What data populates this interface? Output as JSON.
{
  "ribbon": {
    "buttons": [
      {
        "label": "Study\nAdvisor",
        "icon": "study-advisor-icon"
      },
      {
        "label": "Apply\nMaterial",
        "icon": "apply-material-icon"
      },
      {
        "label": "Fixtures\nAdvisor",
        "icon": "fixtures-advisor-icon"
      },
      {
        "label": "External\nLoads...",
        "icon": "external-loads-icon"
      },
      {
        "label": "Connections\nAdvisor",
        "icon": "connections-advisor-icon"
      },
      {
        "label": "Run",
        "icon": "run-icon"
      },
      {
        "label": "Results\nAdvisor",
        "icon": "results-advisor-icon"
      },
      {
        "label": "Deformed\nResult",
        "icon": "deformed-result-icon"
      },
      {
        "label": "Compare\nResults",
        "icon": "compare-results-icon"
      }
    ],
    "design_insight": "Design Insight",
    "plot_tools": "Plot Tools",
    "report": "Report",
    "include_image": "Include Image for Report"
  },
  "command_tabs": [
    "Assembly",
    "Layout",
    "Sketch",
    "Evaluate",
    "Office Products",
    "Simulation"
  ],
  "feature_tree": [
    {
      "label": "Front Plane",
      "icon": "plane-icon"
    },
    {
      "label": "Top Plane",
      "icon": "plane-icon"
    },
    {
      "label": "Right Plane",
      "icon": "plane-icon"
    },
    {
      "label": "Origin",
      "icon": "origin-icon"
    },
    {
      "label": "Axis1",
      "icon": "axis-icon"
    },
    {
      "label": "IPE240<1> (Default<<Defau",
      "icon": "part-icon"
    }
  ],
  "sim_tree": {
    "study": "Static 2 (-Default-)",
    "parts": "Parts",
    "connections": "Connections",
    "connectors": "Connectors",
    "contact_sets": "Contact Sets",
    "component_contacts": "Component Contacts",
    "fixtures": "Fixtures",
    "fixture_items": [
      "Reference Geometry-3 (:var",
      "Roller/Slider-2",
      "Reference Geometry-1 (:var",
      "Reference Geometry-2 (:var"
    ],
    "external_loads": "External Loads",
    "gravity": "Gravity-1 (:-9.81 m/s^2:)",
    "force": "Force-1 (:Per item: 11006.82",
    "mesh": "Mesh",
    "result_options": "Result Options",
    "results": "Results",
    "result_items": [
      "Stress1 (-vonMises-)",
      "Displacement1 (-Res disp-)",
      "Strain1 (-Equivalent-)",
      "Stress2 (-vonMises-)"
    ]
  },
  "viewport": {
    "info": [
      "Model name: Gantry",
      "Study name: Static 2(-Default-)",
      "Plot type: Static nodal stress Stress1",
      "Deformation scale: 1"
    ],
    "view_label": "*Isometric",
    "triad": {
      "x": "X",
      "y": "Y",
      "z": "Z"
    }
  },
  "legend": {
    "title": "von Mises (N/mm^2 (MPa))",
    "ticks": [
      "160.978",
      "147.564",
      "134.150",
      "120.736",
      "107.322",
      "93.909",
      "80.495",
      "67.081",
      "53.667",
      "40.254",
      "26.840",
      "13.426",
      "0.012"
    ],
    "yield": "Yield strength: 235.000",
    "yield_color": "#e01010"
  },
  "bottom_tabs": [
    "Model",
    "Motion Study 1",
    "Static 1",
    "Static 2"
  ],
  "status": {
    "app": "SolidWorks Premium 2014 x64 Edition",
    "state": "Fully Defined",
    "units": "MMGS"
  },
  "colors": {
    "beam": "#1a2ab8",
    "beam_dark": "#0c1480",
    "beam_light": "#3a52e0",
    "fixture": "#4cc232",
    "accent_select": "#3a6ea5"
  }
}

•••••

**Stated problem**. Restate the records, all of them, precisely as written.

**Right answer**.
What data populates this interface? Output as JSON.
{
  "ribbon": {
    "buttons": [
      {
        "label": "Study\nAdvisor",
        "icon": "study-advisor-icon"
      },
      {
        "label": "Apply\nMaterial",
        "icon": "apply-material-icon"
      },
      {
        "label": "Fixtures\nAdvisor",
        "icon": "fixtures-advisor-icon"
      },
      {
        "label": "External\nLoads...",
        "icon": "external-loads-icon"
      },
      {
        "label": "Connections\nAdvisor",
        "icon": "connections-advisor-icon"
      },
      {
        "label": "Run",
        "icon": "run-icon"
      },
      {
        "label": "Results\nAdvisor",
        "icon": "results-advisor-icon"
      },
      {
        "label": "Deformed\nResult",
        "icon": "deformed-result-icon"
      },
      {
        "label": "Compare\nResults",
        "icon": "compare-results-icon"
      }
    ],
    "design_insight": "Design Insight",
    "plot_tools": "Plot Tools",
    "report": "Report",
    "include_image": "Include Image for Report"
  },
  "command_tabs": [
    "Assembly",
    "Layout",
    "Sketch",
    "Evaluate",
    "Office Products",
    "Simulation"
  ],
  "feature_tree": [
    {
      "label": "Front Plane",
      "icon": "plane-icon"
    },
    {
      "label": "Top Plane",
      "icon": "plane-icon"
    },
    {
      "label": "Right Plane",
      "icon": "plane-icon"
    },
    {
      "label": "Origin",
      "icon": "origin-icon"
    },
    {
      "label": "Axis1",
      "icon": "axis-icon"
    },
    {
      "label": "IPE240<1> (Default<<Defau",
      "icon": "part-icon"
    }
  ],
  "sim_tree": {
    "study": "Static 2 (-Default-)",
    "parts": "Parts",
    "connections": "Connections",
    "connectors": "Connectors",
    "contact_sets": "Contact Sets",
    "component_contacts": "Component Contacts",
    "fixtures": "Fixtures",
    "fixture_items": [
      "Reference Geometry-3 (:var",
      "Roller/Slider-2",
      "Reference Geometry-1 (:var",
      "Reference Geometry-2 (:var"
    ],
    "external_loads": "External Loads",
    "gravity": "Gravity-1 (:-9.81 m/s^2:)",
    "force": "Force-1 (:Per item: 11006.82",
    "mesh": "Mesh",
    "result_options": "Result Options",
    "results": "Results",
    "result_items": [
      "Stress1 (-vonMises-)",
      "Displacement1 (-Res disp-)",
      "Strain1 (-Equivalent-)",
      "Stress2 (-vonMises-)"
    ]
  },
  "viewport": {
    "info": [
      "Model name: Gantry",
      "Study name: Static 2(-Default-)",
      "Plot type: Static nodal stress Stress1",
      "Deformation scale: 1"
    ],
    "view_label": "*Isometric",
    "triad": {
      "x": "X",
      "y": "Y",
      "z": "Z"
    }
  },
  "legend": {
    "title": "von Mises (N/mm^2 (MPa))",
    "ticks": [
      "160.978",
      "147.564",
      "134.150",
      "120.736",
      "107.322",
      "93.909",
      "80.495",
      "67.081",
      "53.667",
      "40.254",
      "26.840",
      "13.426",
      "0.012"
    ],
    "yield": "Yield strength: 235.000",
    "yield_color": "#e01010"
  },
  "bottom_tabs": [
    "Model",
    "Motion Study 1",
    "Static 1",
    "Static 2"
  ],
  "status": {
    "app": "SolidWorks Premium 2014 x64 Edition",
    "state": "Fully Defined",
    "units": "MMGS"
  },
  "colors": {
    "beam": "#1a2ab8",
    "beam_dark": "#0c1480",
    "beam_light": "#3a52e0",
    "fixture": "#4cc232",
    "accent_select": "#3a6ea5"
  }
}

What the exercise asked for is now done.